§ **SHORT EXERCISE**:
Every entry that follows needs to be repeated exactly.

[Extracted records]
************

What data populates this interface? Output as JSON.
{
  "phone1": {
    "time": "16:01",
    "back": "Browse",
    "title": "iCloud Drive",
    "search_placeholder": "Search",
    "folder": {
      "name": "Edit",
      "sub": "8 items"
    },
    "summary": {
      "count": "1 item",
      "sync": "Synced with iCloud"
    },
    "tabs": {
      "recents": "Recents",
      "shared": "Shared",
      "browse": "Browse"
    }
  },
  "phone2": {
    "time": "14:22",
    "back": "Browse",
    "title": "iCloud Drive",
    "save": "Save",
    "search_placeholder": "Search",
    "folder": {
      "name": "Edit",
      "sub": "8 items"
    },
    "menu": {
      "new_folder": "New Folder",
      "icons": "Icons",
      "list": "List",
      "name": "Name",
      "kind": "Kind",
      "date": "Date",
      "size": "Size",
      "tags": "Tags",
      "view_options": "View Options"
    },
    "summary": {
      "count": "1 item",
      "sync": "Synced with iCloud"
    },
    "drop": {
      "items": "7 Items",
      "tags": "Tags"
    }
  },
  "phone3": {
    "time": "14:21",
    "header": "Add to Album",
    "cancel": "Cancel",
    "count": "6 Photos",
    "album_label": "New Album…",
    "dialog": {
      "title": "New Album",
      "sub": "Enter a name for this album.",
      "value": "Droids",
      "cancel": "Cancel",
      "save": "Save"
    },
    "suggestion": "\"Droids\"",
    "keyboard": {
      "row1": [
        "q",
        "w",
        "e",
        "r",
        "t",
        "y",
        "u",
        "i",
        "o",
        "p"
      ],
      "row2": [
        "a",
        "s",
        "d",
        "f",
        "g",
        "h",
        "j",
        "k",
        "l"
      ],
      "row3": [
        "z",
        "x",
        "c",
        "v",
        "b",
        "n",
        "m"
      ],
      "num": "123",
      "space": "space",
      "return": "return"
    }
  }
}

************

§ **RESULT OF THE TASK**:
What data populates this interface? Output as JSON.
{
  "phone1": {
    "time": "16:01",
    "back": "Browse",
    "title": "iCloud Drive",
    "search_placeholder": "Search",
    "folder": {
      "name": "Edit",
      "sub": "8 items"
    },
    "summary": {
      "count": "1 item",
      "sync": "Synced with iCloud"
    },
    "tabs": {
      "recents": "Recents",
      "shared": "Shared",
      "browse": "Browse"
    }
  },
  "phone2": {
    "time": "14:22",
    "back": "Browse",
    "title": "iCloud Drive",
    "save": "Save",
    "search_placeholder": "Search",
    "folder": {
      "name": "Edit",
      "sub": "8 items"
    },
    "menu": {
      "new_folder": "New Folder",
      "icons": "Icons",
      "list": "List",
      "name": "Name",
      "kind": "Kind",
      "date": "Date",
      "size": "Size",
      "tags": "Tags",
      "view_options": "View Options"
    },
    "summary": {
      "count": "1 item",
      "sync": "Synced with iCloud"
    },
    "drop": {
      "items": "7 Items",
      "tags": "Tags"
    }
  },
  "phone3": {
    "time": "14:21",
    "header": "Add to Album",
    "cancel": "Cancel",
    "count": "6 Photos",
    "album_label": "New Album…",
    "dialog": {
      "title": "New Album",
      "sub": "Enter a name for this album.",
      "value": "Droids",
      "cancel": "Cancel",
      "save": "Save"
    },
    "suggestion": "\"Droids\"",
    "keyboard": {
      "row1": [
        "q",
        "w",
        "e",
        "r",
        "t",
        "y",
        "u",
        "i",
        "o",
        "p"
      ],
      "row2": [
        "a",
        "s",
        "d",
        "f",
        "g",
        "h",
        "j",
        "k",
        "l"
      ],
      "row3": [
        "z",
        "x",
        "c",
        "v",
        "b",
        "n",
        "m"
      ],
      "num": "123",
      "space": "space",
      "return": "return"
    }
  }
}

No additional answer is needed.